- **WHAT YOU NEED TO DO**:
The complete listing should be restated exactly.

- **MATERIAL FOR THIS TASK**:
--------

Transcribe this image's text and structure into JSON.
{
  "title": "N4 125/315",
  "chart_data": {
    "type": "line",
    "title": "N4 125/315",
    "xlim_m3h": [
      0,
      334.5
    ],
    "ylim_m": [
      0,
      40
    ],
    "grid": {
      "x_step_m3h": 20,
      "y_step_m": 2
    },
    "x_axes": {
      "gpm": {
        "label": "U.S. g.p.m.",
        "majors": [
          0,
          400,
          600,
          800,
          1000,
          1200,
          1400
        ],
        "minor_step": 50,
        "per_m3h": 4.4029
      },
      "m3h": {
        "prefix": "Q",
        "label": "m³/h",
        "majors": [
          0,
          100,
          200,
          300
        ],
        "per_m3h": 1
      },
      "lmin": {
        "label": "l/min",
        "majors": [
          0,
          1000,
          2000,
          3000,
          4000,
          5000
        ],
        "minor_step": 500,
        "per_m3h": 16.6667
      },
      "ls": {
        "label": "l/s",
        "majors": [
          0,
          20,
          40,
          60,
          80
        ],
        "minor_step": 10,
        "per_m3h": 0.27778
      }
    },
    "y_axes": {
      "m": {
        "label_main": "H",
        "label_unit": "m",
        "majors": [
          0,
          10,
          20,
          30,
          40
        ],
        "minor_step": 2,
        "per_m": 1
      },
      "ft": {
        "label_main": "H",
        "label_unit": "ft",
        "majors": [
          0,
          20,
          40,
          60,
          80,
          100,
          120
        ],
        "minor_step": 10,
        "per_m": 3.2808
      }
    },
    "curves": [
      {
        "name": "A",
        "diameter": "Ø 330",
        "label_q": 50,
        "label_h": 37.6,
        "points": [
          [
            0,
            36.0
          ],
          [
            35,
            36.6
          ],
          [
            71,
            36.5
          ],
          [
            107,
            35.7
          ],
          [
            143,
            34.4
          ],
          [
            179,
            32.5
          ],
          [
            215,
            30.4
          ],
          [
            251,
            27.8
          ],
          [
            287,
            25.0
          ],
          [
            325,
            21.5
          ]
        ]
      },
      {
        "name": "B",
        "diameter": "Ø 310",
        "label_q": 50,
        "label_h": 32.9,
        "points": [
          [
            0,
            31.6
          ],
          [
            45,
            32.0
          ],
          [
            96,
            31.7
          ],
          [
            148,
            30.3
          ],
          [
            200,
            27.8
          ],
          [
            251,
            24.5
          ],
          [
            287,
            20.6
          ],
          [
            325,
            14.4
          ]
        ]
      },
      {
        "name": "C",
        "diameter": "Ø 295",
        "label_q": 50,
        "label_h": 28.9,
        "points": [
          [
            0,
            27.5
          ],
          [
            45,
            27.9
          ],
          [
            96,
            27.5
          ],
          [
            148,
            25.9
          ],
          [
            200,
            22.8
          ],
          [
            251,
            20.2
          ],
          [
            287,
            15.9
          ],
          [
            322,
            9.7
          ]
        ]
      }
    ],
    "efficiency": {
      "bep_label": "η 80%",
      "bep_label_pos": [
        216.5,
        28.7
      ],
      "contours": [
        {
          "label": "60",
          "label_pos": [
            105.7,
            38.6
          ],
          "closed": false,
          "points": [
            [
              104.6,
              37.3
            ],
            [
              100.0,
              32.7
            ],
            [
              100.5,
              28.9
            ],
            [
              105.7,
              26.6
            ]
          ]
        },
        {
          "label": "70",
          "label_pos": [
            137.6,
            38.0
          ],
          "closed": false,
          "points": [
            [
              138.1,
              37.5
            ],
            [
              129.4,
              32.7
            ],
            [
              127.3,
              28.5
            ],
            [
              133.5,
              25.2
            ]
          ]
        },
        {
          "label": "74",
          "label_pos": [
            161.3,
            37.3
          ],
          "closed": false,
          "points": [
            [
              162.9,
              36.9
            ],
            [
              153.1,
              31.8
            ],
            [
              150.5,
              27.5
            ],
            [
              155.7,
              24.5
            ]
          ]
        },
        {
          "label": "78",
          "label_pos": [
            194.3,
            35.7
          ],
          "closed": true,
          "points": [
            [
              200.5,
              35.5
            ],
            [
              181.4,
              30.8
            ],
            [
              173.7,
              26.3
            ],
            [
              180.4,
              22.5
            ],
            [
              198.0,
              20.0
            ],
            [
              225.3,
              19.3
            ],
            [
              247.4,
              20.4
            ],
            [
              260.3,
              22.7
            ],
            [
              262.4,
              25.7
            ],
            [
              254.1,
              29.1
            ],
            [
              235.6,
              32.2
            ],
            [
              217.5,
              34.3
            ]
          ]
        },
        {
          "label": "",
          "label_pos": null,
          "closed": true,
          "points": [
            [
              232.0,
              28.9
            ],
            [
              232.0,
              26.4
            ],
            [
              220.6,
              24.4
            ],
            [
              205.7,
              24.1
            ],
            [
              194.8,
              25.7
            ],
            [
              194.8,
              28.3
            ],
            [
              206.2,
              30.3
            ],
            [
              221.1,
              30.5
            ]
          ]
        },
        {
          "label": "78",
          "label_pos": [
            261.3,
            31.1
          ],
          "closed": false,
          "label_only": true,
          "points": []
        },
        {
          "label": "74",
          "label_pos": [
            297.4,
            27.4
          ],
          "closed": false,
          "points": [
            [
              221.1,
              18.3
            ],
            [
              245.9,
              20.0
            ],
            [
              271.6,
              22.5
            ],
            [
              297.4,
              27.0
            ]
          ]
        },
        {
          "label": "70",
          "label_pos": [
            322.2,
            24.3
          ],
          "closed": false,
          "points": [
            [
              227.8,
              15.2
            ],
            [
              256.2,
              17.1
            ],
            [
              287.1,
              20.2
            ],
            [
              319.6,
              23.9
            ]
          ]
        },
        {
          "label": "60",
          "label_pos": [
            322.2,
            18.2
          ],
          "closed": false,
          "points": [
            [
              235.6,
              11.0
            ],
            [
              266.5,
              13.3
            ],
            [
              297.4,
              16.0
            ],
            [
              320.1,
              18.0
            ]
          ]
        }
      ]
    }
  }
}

--------

- **RESPONSE FOR THIS EXERCISE**:
Transcribe this image's text and structure into JSON.
{
  "title": "N4 125/315",
  "chart_data": {
    "type": "line",
    "title": "N4 125/315",
    "xlim_m3h": [
      0,
      334.5
    ],
    "ylim_m": [
      0,
      40
    ],
    "grid": {
      "x_step_m3h": 20,
      "y_step_m": 2
    },
    "x_axes": {
      "gpm": {
        "label": "U.S. g.p.m.",
        "majors": [
          0,
          400,
          600,
          800,
          1000,
          1200,
          1400
        ],
        "minor_step": 50,
        "per_m3h": 4.4029
      },
      "m3h": {
        "prefix": "Q",
        "label": "m³/h",
        "majors": [
          0,
          100,
          200,
          300
        ],
        "per_m3h": 1
      },
      "lmin": {
        "label": "l/min",
        "majors": [
          0,
          1000,
          2000,
          3000,
          4000,
          5000
        ],
        "minor_step": 500,
        "per_m3h": 16.6667
      },
      "ls": {
        "label": "l/s",
        "majors": [
          0,
          20,
          40,
          60,
          80
        ],
        "minor_step": 10,
        "per_m3h": 0.27778
      }
    },
    "y_axes": {
      "m": {
        "label_main": "H",
        "label_unit": "m",
        "majors": [
          0,
          10,
          20,
          30,
          40
        ],
        "minor_step": 2,
        "per_m": 1
      },
      "ft": {
        "label_main": "H",
        "label_unit": "ft",
        "majors": [
          0,
          20,
          40,
          60,
          80,
          100,
          120
        ],
        "minor_step": 10,
        "per_m": 3.2808
      }
    },
    "curves": [
      {
        "name": "A",
        "diameter": "Ø 330",
        "label_q": 50,
        "label_h": 37.6,
        "points": [
          [
            0,
            36.0
          ],
          [
            35,
            36.6
          ],
          [
            71,
            36.5
          ],
          [
            107,
            35.7
          ],
          [
            143,
            34.4
          ],
          [
            179,
            32.5
          ],
          [
            215,
            30.4
          ],
          [
            251,
            27.8
          ],
          [
            287,
            25.0
          ],
          [
            325,
            21.5
          ]
        ]
      },
      {
        "name": "B",
        "diameter": "Ø 310",
        "label_q": 50,
        "label_h": 32.9,
        "points": [
          [
            0,
            31.6
          ],
          [
            45,
            32.0
          ],
          [
            96,
            31.7
          ],
          [
            148,
            30.3
          ],
          [
            200,
            27.8
          ],
          [
            251,
            24.5
          ],
          [
            287,
            20.6
          ],
          [
            325,
            14.4
          ]
        ]
      },
      {
        "name": "C",
        "diameter": "Ø 295",
        "label_q": 50,
        "label_h": 28.9,
        "points": [
          [
            0,
            27.5
          ],
          [
            45,
            27.9
          ],
          [
            96,
            27.5
          ],
          [
            148,
            25.9
          ],
          [
            200,
            22.8
          ],
          [
            251,
            20.2
          ],
          [
            287,
            15.9
          ],
          [
            322,
            9.7
          ]
        ]
      }
    ],
    "efficiency": {
      "bep_label": "η 80%",
      "bep_label_pos": [
        216.5,
        28.7
      ],
      "contours": [
        {
          "label": "60",
          "label_pos": [
            105.7,
            38.6
          ],
          "closed": false,
          "points": [
            [
              104.6,
              37.3
            ],
            [
              100.0,
              32.7
            ],
            [
              100.5,
              28.9
            ],
            [
              105.7,
              26.6
            ]
          ]
        },
        {
          "label": "70",
          "label_pos": [
            137.6,
            38.0
          ],
          "closed": false,
          "points": [
            [
              138.1,
              37.5
            ],
            [
              129.4,
              32.7
            ],
            [
              127.3,
              28.5
            ],
            [
              133.5,
              25.2
            ]
          ]
        },
        {
          "label": "74",
          "label_pos": [
            161.3,
            37.3
          ],
          "closed": false,
          "points": [
            [
              162.9,
              36.9
            ],
            [
              153.1,
              31.8
            ],
            [
              150.5,
              27.5
            ],
            [
              155.7,
              24.5
            ]
          ]
        },
        {
          "label": "78",
          "label_pos": [
            194.3,
            35.7
          ],
          "closed": true,
          "points": [
            [
              200.5,
              35.5
            ],
            [
              181.4,
              30.8
            ],
            [
              173.7,
              26.3
            ],
            [
              180.4,
              22.5
            ],
            [
              198.0,
              20.0
            ],
            [
              225.3,
              19.3
            ],
            [
              247.4,
              20.4
            ],
            [
              260.3,
              22.7
            ],
            [
              262.4,
              25.7
            ],
            [
              254.1,
              29.1
            ],
            [
              235.6,
              32.2
            ],
            [
              217.5,
              34.3
            ]
          ]
        },
        {
          "label": "",
          "label_pos": null,
          "closed": true,
          "points": [
            [
              232.0,
              28.9
            ],
            [
              232.0,
              26.4
            ],
            [
              220.6,
              24.4
            ],
            [
              205.7,
              24.1
            ],
            [
              194.8,
              25.7
            ],
            [
              194.8,
              28.3
            ],
            [
              206.2,
              30.3
            ],
            [
              221.1,
              30.5
            ]
          ]
        },
        {
          "label": "78",
          "label_pos": [
            261.3,
            31.1
          ],
          "closed": false,
          "label_only": true,
          "points": []
        },
        {
          "label": "74",
          "label_pos": [
            297.4,
            27.4
          ],
          "closed": false,
          "points": [
            [
              221.1,
              18.3
            ],
            [
              245.9,
              20.0
            ],
            [
              271.6,
              22.5
            ],
            [
              297.4,
              27.0
            ]
          ]
        },
        {
          "label": "70",
          "label_pos": [
            322.2,
            24.3
          ],
          "closed": false,
          "points": [
            [
              227.8,
              15.2
            ],
            [
              256.2,
              17.1
            ],
            [
              287.1,
              20.2
            ],
            [
              319.6,
              23.9
            ]
          ]
        },
        {
          "label": "60",
          "label_pos": [
            322.2,
            18.2
          ],
          "closed": false,
          "points": [
            [
              235.6,
              11.0
            ],
            [
              266.5,
              13.3
            ],
            [
              297.4,
              16.0
            ],
            [
              320.1,
              18.0
            ]
          ]
        }
      ]
    }
  }
}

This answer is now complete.